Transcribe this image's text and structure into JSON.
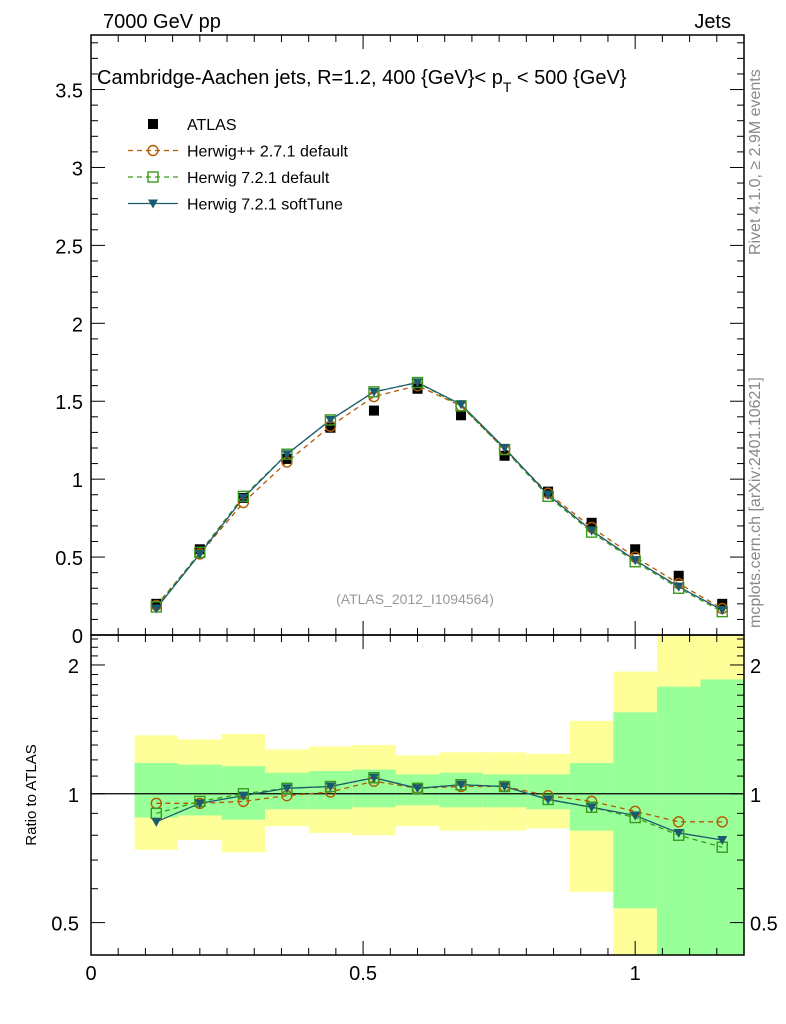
{
  "header": {
    "left": "7000 GeV pp",
    "right": "Jets"
  },
  "side_labels": {
    "rivet": "Rivet 4.1.0, ≥ 2.9M events",
    "mcplots": "mcplots.cern.ch [arXiv:2401.10621]"
  },
  "watermark": "(ATLAS_2012_I1094564)",
  "colors": {
    "atlas": "#000000",
    "herwigpp": "#b35900",
    "herwig_default": "#3a9a1e",
    "herwig_soft": "#1b5a6e",
    "band_inner": "#99ff99",
    "band_outer": "#ffff99"
  },
  "chart_data": [
    {
      "type": "scatter",
      "title": "Cambridge-Aachen jets, R=1.2,  400 {GeV}< p_T < 500 {GeV}",
      "title_parts": {
        "main": "Cambridge-Aachen jets, R=1.2,  400 {GeV}< p",
        "sub": "T",
        "tail": " < 500 {GeV}"
      },
      "xlabel": "",
      "ylabel": "",
      "xlim": [
        0,
        1.2
      ],
      "ylim": [
        0,
        3.85
      ],
      "yticks": [
        0,
        0.5,
        1,
        1.5,
        2,
        2.5,
        3,
        3.5
      ],
      "ytick_labels": [
        "0",
        "0.5",
        "1",
        "1.5",
        "2",
        "2.5",
        "3",
        "3.5"
      ],
      "legend_position": "top-left",
      "x": [
        0.12,
        0.2,
        0.28,
        0.36,
        0.44,
        0.52,
        0.6,
        0.68,
        0.76,
        0.84,
        0.92,
        1.0,
        1.08,
        1.16
      ],
      "series": [
        {
          "name": "ATLAS",
          "style": "marker",
          "values": [
            0.2,
            0.55,
            0.88,
            1.13,
            1.33,
            1.44,
            1.58,
            1.41,
            1.15,
            0.92,
            0.72,
            0.55,
            0.38,
            0.2
          ]
        },
        {
          "name": "Herwig++ 2.7.1 default",
          "style": "dashed-circle",
          "values": [
            0.19,
            0.52,
            0.85,
            1.11,
            1.34,
            1.53,
            1.6,
            1.47,
            1.19,
            0.91,
            0.69,
            0.5,
            0.33,
            0.17
          ]
        },
        {
          "name": "Herwig 7.2.1 default",
          "style": "dashed-square",
          "values": [
            0.18,
            0.53,
            0.89,
            1.16,
            1.38,
            1.56,
            1.62,
            1.47,
            1.19,
            0.89,
            0.66,
            0.47,
            0.3,
            0.15
          ]
        },
        {
          "name": "Herwig 7.2.1 softTune",
          "style": "solid-triangle",
          "values": [
            0.17,
            0.52,
            0.88,
            1.16,
            1.38,
            1.56,
            1.62,
            1.48,
            1.2,
            0.9,
            0.67,
            0.48,
            0.31,
            0.16
          ]
        }
      ]
    },
    {
      "type": "line",
      "title": "",
      "xlabel": "",
      "ylabel": "Ratio to ATLAS",
      "xlim": [
        0,
        1.2
      ],
      "ylim": [
        0.42,
        2.35
      ],
      "log_y": true,
      "yticks": [
        0.5,
        1,
        2
      ],
      "ytick_labels": [
        "0.5",
        "1",
        "2"
      ],
      "xticks": [
        0,
        0.5,
        1
      ],
      "xtick_labels": [
        "0",
        "0.5",
        "1"
      ],
      "bin_edges": [
        0.08,
        0.16,
        0.24,
        0.32,
        0.4,
        0.48,
        0.56,
        0.64,
        0.72,
        0.8,
        0.88,
        0.96,
        1.04,
        1.12,
        1.2
      ],
      "band_inner": {
        "low": [
          0.88,
          0.89,
          0.87,
          0.92,
          0.92,
          0.93,
          0.94,
          0.93,
          0.93,
          0.92,
          0.82,
          0.54,
          0.4,
          0.4
        ],
        "high": [
          1.18,
          1.17,
          1.16,
          1.12,
          1.13,
          1.14,
          1.11,
          1.12,
          1.11,
          1.11,
          1.18,
          1.55,
          1.78,
          1.85
        ]
      },
      "band_outer": {
        "low": [
          0.74,
          0.78,
          0.73,
          0.84,
          0.81,
          0.8,
          0.84,
          0.82,
          0.82,
          0.83,
          0.59,
          0.3,
          0.3,
          0.3
        ],
        "high": [
          1.37,
          1.34,
          1.38,
          1.27,
          1.29,
          1.3,
          1.23,
          1.25,
          1.25,
          1.24,
          1.48,
          1.93,
          2.5,
          2.5
        ]
      },
      "x": [
        0.12,
        0.2,
        0.28,
        0.36,
        0.44,
        0.52,
        0.6,
        0.68,
        0.76,
        0.84,
        0.92,
        1.0,
        1.08,
        1.16
      ],
      "series": [
        {
          "name": "Herwig++ 2.7.1 default",
          "style": "dashed-circle",
          "values": [
            0.95,
            0.95,
            0.96,
            0.99,
            1.01,
            1.07,
            1.03,
            1.04,
            1.04,
            0.99,
            0.96,
            0.91,
            0.86,
            0.86
          ]
        },
        {
          "name": "Herwig 7.2.1 default",
          "style": "dashed-square",
          "values": [
            0.9,
            0.96,
            1.0,
            1.03,
            1.04,
            1.09,
            1.03,
            1.05,
            1.04,
            0.97,
            0.93,
            0.88,
            0.8,
            0.75
          ]
        },
        {
          "name": "Herwig 7.2.1 softTune",
          "style": "solid-triangle",
          "values": [
            0.86,
            0.95,
            0.99,
            1.03,
            1.04,
            1.09,
            1.03,
            1.05,
            1.04,
            0.97,
            0.93,
            0.89,
            0.81,
            0.78
          ]
        }
      ]
    }
  ]
}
***
■ GOAL OF THE EXERCISE
Set the entries down again exactly. Do not include the images.

■ THE SOLUTION
Transcribe this image's text and structure into JSON.
{
  "header": {
    "left": "7000 GeV pp",
    "right": "Jets"
  },
  "side_labels": {
    "rivet": "Rivet 4.1.0, ≥ 2.9M events",
    "mcplots": "mcplots.cern.ch [arXiv:2401.10621]"
  },
  "watermark": "(ATLAS_2012_I1094564)",
  "colors": {
    "atlas": "#000000",
    "herwigpp": "#b35900",
    "herwig_default": "#3a9a1e",
    "herwig_soft": "#1b5a6e",
    "band_inner": "#99ff99",
    "band_outer": "#ffff99"
  },
  "chart_data": [
    {
      "type": "scatter",
      "title": "Cambridge-Aachen jets, R=1.2,  400 {GeV}< p_T < 500 {GeV}",
      "title_parts": {
        "main": "Cambridge-Aachen jets, R=1.2,  400 {GeV}< p",
        "sub": "T",
        "tail": " < 500 {GeV}"
      },
      "xlabel": "",
      "ylabel": "",
      "xlim": [
        0,
        1.2
      ],
      "ylim": [
        0,
        3.85
      ],
      "yticks": [
        0,
        0.5,
        1,
        1.5,
        2,
        2.5,
        3,
        3.5
      ],
      "ytick_labels": [
        "0",
        "0.5",
        "1",
        "1.5",
        "2",
        "2.5",
        "3",
        "3.5"
      ],
      "legend_position": "top-left",
      "x": [
        0.12,
        0.2,
        0.28,
        0.36,
        0.44,
        0.52,
        0.6,
        0.68,
        0.76,
        0.84,
        0.92,
        1.0,
        1.08,
        1.16
      ],
      "series": [
        {
          "name": "ATLAS",
          "style": "marker",
          "values": [
            0.2,
            0.55,
            0.88,
            1.13,
            1.33,
            1.44,
            1.58,
            1.41,
            1.15,
            0.92,
            0.72,
            0.55,
            0.38,
            0.2
          ]
        },
        {
          "name": "Herwig++ 2.7.1 default",
          "style": "dashed-circle",
          "values": [
            0.19,
            0.52,
            0.85,
            1.11,
            1.34,
            1.53,
            1.6,
            1.47,
            1.19,
            0.91,
            0.69,
            0.5,
            0.33,
            0.17
          ]
        },
        {
          "name": "Herwig 7.2.1 default",
          "style": "dashed-square",
          "values": [
            0.18,
            0.53,
            0.89,
            1.16,
            1.38,
            1.56,
            1.62,
            1.47,
            1.19,
            0.89,
            0.66,
            0.47,
            0.3,
            0.15
          ]
        },
        {
          "name": "Herwig 7.2.1 softTune",
          "style": "solid-triangle",
          "values": [
            0.17,
            0.52,
            0.88,
            1.16,
            1.38,
            1.56,
            1.62,
            1.48,
            1.2,
            0.9,
            0.67,
            0.48,
            0.31,
            0.16
          ]
        }
      ]
    },
    {
      "type": "line",
      "title": "",
      "xlabel": "",
      "ylabel": "Ratio to ATLAS",
      "xlim": [
        0,
        1.2
      ],
      "ylim": [
        0.42,
        2.35
      ],
      "log_y": true,
      "yticks": [
        0.5,
        1,
        2
      ],
      "ytick_labels": [
        "0.5",
        "1",
        "2"
      ],
      "xticks": [
        0,
        0.5,
        1
      ],
      "xtick_labels": [
        "0",
        "0.5",
        "1"
      ],
      "bin_edges": [
        0.08,
        0.16,
        0.24,
        0.32,
        0.4,
        0.48,
        0.56,
        0.64,
        0.72,
        0.8,
        0.88,
        0.96,
        1.04,
        1.12,
        1.2
      ],
      "band_inner": {
        "low": [
          0.88,
          0.89,
          0.87,
          0.92,
          0.92,
          0.93,
          0.94,
          0.93,
          0.93,
          0.92,
          0.82,
          0.54,
          0.4,
          0.4
        ],
        "high": [
          1.18,
          1.17,
          1.16,
          1.12,
          1.13,
          1.14,
          1.11,
          1.12,
          1.11,
          1.11,
          1.18,
          1.55,
          1.78,
          1.85
        ]
      },
      "band_outer": {
        "low": [
          0.74,
          0.78,
          0.73,
          0.84,
          0.81,
          0.8,
          0.84,
          0.82,
          0.82,
          0.83,
          0.59,
          0.3,
          0.3,
          0.3
        ],
        "high": [
          1.37,
          1.34,
          1.38,
          1.27,
          1.29,
          1.3,
          1.23,
          1.25,
          1.25,
          1.24,
          1.48,
          1.93,
          2.5,
          2.5
        ]
      },
      "x": [
        0.12,
        0.2,
        0.28,
        0.36,
        0.44,
        0.52,
        0.6,
        0.68,
        0.76,
        0.84,
        0.92,
        1.0,
        1.08,
        1.16
      ],
      "series": [
        {
          "name": "Herwig++ 2.7.1 default",
          "style": "dashed-circle",
          "values": [
            0.95,
            0.95,
            0.96,
            0.99,
            1.01,
            1.07,
            1.03,
            1.04,
            1.04,
            0.99,
            0.96,
            0.91,
            0.86,
            0.86
          ]
        },
        {
          "name": "Herwig 7.2.1 default",
          "style": "dashed-square",
          "values": [
            0.9,
            0.96,
            1.0,
            1.03,
            1.04,
            1.09,
            1.03,
            1.05,
            1.04,
            0.97,
            0.93,
            0.88,
            0.8,
            0.75
          ]
        },
        {
          "name": "Herwig 7.2.1 softTune",
          "style": "solid-triangle",
          "values": [
            0.86,
            0.95,
            0.99,
            1.03,
            1.04,
            1.09,
            1.03,
            1.05,
            1.04,
            0.97,
            0.93,
            0.89,
            0.81,
            0.78
          ]
        }
      ]
    }
  ]
}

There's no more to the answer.